Instructions for the task
The word "text" may appear in some of the lines below. State how many lines contain it, and write only that number.
==== Records
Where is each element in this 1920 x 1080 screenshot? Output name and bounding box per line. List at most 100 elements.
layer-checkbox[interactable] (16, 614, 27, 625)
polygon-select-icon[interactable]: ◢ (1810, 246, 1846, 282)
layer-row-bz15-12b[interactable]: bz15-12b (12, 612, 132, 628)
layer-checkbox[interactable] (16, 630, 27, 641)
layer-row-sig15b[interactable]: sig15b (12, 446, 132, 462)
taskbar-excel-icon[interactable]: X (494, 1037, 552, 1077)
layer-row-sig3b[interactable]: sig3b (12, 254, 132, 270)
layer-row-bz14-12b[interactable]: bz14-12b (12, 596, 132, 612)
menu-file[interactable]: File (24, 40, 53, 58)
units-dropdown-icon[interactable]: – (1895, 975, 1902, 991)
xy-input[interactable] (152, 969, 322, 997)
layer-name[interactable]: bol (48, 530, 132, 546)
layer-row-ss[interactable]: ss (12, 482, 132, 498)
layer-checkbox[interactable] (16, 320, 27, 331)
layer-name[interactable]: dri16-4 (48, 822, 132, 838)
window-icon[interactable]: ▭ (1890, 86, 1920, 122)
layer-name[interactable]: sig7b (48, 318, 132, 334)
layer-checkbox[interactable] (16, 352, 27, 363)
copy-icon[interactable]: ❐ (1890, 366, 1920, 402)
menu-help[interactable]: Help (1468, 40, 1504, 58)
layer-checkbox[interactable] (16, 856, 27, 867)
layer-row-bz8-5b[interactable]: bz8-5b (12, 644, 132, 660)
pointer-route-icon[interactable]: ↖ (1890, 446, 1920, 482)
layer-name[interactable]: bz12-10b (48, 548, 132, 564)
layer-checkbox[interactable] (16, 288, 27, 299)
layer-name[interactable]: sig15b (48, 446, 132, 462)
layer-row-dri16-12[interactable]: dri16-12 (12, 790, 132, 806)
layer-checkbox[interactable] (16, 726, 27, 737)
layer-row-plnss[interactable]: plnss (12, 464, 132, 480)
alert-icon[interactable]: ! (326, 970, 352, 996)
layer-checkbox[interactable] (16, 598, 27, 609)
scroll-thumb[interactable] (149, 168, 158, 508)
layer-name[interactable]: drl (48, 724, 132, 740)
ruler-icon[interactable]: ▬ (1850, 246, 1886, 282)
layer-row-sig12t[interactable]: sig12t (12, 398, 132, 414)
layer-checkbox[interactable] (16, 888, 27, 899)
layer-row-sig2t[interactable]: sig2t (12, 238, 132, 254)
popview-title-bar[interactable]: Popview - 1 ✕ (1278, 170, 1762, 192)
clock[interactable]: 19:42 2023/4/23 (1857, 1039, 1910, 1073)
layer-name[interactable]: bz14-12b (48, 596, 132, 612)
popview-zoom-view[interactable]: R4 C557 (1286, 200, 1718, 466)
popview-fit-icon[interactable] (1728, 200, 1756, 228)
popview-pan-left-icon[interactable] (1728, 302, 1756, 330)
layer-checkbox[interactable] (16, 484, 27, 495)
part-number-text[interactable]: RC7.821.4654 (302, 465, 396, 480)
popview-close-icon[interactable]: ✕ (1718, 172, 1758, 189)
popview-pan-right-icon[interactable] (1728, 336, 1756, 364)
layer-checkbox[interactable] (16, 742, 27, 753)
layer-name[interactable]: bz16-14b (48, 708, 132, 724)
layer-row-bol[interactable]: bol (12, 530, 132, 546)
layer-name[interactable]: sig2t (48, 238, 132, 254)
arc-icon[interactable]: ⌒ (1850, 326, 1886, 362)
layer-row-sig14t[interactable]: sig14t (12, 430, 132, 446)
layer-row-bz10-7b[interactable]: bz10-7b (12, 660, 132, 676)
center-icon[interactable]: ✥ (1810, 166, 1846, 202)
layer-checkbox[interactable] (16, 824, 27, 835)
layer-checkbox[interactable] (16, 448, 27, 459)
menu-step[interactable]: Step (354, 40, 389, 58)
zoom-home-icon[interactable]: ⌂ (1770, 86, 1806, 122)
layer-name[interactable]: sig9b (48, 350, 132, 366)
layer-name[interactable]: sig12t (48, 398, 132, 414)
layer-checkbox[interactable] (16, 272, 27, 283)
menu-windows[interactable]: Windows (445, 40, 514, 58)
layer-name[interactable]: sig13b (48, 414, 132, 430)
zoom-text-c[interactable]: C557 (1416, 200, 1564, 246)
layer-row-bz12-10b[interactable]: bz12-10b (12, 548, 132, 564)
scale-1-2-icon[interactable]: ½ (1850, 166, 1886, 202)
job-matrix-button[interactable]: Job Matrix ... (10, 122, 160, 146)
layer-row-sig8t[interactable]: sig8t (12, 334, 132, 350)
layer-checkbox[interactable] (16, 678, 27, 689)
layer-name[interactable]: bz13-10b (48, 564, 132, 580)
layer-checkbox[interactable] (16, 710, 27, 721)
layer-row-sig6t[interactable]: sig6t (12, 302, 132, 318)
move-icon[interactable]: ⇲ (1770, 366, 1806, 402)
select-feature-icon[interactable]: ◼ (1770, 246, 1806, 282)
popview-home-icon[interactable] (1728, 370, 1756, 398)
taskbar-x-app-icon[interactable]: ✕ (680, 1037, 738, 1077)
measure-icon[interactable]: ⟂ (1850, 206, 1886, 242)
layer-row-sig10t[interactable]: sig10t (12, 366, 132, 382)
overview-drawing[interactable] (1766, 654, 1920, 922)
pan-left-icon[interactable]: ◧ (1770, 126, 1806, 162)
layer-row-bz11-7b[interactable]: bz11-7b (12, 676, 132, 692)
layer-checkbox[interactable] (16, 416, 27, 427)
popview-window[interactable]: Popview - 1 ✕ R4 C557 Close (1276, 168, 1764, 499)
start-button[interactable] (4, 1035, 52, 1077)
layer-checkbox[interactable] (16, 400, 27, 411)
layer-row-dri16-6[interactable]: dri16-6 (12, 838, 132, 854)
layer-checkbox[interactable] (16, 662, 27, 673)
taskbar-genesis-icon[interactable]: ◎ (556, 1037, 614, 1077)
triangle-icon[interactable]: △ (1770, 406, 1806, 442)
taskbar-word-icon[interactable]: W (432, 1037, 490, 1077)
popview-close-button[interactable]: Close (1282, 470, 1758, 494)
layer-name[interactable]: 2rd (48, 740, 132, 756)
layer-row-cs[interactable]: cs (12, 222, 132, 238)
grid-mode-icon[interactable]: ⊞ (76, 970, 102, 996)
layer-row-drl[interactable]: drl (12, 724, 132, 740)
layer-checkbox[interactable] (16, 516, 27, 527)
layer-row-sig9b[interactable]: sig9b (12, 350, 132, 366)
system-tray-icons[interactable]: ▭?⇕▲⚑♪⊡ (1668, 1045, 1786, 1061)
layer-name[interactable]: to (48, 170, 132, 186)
========
Problem solution
2